[[ Material for this exercise, beginning ]]

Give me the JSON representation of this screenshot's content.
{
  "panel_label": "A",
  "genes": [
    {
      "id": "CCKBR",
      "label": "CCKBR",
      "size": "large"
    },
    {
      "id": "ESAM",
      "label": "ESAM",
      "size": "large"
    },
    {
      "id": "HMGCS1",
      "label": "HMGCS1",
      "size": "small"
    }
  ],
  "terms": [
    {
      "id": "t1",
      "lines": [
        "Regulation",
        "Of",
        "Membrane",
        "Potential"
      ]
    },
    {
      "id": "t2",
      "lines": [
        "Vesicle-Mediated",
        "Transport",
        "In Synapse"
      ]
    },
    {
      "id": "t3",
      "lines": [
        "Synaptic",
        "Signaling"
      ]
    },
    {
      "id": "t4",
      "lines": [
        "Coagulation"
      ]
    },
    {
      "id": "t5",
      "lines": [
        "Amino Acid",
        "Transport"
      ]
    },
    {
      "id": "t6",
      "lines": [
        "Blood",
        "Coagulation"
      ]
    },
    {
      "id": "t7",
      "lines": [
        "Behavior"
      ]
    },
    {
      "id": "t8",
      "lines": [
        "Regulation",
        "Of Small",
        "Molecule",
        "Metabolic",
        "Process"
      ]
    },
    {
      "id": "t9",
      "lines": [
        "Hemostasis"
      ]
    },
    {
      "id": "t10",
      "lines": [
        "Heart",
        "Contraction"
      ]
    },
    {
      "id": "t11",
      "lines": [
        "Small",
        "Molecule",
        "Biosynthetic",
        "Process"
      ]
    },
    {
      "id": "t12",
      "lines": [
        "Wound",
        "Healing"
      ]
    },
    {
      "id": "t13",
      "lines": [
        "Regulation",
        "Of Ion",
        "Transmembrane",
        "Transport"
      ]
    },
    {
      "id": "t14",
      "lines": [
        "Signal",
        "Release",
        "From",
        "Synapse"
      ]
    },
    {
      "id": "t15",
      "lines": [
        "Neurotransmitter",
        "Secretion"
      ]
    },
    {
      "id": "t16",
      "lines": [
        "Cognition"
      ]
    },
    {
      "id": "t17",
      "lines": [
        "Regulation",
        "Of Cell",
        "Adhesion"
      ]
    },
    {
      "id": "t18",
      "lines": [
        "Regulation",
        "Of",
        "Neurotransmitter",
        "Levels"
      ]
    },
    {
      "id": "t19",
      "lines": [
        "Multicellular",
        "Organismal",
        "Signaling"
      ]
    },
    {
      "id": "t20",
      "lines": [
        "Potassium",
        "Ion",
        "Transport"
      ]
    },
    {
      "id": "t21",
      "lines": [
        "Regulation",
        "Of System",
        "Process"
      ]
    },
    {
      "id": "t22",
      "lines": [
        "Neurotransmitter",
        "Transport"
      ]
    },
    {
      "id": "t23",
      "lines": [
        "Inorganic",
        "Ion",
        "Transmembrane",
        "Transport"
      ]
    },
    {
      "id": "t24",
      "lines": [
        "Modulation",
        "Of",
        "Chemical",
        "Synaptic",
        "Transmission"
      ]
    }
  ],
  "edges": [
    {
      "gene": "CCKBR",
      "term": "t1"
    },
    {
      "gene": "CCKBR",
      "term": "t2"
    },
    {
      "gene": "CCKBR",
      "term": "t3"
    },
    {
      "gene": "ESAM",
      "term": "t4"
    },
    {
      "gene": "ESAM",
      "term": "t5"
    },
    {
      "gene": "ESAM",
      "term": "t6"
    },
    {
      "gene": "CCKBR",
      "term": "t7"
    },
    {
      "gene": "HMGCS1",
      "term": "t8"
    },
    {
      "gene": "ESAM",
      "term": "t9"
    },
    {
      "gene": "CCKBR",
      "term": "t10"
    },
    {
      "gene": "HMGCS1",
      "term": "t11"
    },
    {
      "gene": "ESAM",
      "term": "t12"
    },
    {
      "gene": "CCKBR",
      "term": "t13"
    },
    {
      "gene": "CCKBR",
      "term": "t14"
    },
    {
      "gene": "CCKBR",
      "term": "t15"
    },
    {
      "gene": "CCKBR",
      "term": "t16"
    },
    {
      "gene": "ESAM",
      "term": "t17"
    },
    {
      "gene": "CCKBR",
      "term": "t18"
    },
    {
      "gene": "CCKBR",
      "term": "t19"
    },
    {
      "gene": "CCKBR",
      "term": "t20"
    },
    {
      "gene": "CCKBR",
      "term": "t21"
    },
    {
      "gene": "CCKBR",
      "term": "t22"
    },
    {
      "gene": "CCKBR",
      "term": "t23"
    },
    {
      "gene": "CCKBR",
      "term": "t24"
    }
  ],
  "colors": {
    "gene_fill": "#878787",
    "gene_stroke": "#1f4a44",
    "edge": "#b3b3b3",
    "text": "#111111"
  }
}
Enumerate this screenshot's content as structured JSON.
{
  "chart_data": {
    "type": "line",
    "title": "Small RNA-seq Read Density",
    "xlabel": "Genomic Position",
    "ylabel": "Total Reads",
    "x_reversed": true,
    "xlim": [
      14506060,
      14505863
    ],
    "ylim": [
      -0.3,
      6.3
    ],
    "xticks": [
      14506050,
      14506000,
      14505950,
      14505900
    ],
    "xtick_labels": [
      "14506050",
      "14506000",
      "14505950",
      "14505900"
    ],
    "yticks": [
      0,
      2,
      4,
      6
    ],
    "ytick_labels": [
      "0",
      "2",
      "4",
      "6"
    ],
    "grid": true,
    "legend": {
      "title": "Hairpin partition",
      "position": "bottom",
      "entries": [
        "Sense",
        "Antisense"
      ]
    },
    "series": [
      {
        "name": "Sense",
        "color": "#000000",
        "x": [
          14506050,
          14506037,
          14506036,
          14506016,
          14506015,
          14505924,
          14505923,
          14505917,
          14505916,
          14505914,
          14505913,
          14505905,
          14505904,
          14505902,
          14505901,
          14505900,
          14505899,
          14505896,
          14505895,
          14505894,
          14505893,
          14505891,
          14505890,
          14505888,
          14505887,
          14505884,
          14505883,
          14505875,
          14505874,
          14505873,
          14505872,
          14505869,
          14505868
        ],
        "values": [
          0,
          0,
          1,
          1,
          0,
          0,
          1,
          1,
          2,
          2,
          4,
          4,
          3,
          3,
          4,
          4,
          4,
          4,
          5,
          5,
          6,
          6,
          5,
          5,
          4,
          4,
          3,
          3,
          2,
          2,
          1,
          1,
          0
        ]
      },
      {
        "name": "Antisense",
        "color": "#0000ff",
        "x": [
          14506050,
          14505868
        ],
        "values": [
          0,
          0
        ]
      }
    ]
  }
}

[[ Material for this exercise, end ]]
[[ Material for this exercise, beginning ]]

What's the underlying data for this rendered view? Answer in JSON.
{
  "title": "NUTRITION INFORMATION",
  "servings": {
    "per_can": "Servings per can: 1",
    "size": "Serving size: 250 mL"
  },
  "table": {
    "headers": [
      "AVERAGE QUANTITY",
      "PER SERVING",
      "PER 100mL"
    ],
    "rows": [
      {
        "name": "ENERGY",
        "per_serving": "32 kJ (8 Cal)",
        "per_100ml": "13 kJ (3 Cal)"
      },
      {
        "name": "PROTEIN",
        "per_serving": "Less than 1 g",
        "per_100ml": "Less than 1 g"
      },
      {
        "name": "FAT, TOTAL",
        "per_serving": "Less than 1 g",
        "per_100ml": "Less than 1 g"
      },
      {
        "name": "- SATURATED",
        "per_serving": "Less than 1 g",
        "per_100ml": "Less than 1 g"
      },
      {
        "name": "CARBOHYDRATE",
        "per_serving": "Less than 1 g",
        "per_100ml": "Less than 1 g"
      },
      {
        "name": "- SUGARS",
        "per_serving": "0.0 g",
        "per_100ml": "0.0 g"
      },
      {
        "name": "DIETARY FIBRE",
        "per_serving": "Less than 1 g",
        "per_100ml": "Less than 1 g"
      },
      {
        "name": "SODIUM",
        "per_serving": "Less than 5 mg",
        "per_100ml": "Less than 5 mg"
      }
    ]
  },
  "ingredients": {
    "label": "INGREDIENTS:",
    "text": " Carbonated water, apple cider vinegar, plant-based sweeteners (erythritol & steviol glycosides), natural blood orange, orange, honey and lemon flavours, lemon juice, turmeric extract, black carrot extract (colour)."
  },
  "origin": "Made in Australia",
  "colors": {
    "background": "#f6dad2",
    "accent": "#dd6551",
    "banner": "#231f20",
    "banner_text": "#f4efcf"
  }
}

[[ Material for this exercise, end ]]
[[ Material for this exercise, beginning ]]

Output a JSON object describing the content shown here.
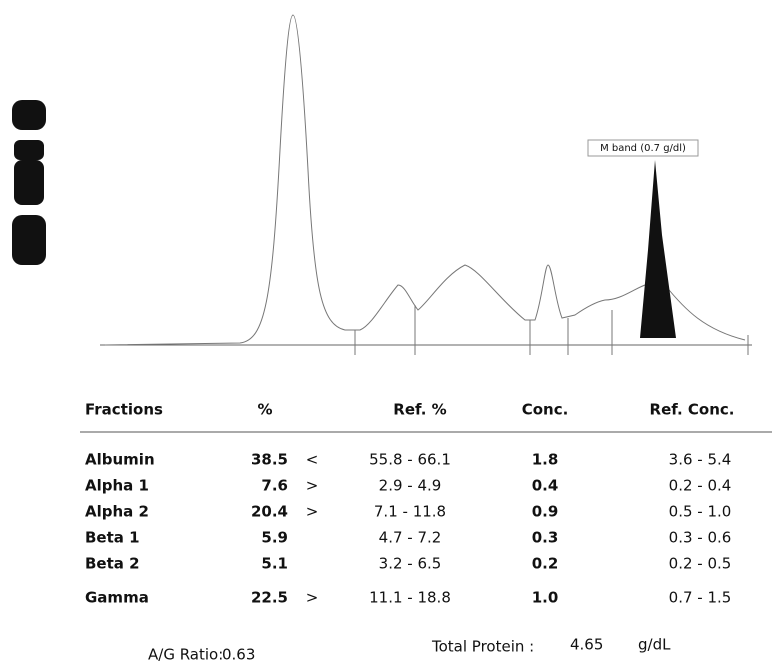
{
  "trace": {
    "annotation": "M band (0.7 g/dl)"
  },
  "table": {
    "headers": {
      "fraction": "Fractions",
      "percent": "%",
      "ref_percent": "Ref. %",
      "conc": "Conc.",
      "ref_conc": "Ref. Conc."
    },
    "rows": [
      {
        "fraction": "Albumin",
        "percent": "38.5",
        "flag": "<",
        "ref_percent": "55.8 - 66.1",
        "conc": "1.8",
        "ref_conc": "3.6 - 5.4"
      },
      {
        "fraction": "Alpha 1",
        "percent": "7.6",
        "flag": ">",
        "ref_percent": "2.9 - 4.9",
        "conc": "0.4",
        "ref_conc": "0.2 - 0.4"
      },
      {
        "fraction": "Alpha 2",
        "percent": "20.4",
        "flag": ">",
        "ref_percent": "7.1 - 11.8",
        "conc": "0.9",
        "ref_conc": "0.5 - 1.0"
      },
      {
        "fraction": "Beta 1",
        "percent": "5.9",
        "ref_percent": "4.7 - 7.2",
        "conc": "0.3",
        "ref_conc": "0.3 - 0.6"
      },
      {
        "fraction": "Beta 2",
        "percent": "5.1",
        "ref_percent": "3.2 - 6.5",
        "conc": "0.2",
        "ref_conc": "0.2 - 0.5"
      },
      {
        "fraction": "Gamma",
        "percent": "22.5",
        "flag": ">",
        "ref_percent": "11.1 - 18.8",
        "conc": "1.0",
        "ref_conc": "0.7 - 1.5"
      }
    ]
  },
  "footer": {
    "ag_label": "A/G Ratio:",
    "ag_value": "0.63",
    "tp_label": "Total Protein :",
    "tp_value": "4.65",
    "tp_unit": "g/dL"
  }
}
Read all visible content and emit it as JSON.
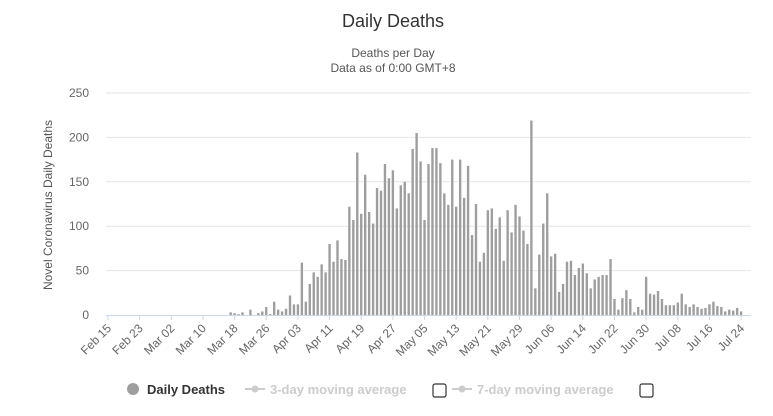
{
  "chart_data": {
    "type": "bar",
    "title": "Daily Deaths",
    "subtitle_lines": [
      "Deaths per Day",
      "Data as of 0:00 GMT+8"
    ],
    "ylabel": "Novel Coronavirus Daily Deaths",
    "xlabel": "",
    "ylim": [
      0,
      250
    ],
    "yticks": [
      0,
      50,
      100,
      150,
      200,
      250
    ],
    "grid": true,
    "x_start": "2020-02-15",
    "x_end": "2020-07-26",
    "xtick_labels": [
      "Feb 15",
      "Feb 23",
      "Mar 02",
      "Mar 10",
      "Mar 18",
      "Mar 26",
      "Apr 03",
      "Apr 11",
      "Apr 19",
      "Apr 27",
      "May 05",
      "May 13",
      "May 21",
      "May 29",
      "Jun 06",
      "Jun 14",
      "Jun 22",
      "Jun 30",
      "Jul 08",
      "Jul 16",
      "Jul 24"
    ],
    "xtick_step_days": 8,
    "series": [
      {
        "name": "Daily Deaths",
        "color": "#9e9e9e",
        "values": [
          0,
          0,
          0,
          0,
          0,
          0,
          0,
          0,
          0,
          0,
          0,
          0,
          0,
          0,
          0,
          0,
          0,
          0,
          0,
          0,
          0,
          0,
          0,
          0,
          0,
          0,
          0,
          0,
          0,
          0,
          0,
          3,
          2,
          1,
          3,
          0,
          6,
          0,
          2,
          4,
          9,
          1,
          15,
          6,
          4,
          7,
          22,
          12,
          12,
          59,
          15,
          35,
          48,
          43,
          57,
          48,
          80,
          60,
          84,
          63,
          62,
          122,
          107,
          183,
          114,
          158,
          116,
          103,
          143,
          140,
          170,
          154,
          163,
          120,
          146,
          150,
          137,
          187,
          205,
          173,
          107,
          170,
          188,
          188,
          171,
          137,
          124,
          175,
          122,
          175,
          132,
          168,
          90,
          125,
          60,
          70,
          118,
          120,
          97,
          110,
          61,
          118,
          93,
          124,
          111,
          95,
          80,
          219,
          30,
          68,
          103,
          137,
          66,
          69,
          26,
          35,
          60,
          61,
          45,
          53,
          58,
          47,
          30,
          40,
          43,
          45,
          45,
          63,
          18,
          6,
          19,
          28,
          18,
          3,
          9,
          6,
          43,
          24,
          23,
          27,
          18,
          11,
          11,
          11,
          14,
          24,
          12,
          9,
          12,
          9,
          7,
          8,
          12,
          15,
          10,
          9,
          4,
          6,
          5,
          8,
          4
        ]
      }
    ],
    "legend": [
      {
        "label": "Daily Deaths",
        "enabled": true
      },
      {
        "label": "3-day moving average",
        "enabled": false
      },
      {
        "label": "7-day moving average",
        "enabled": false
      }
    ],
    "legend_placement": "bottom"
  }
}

[[ Material for this exercise, end ]]

_What is required:_ Copy out each line of the data in which the word "ylabel" appears.

_Worked solution:_
    "ylabel": "Total Reads",
    "ylabel": "Novel Coronavirus Daily Deaths",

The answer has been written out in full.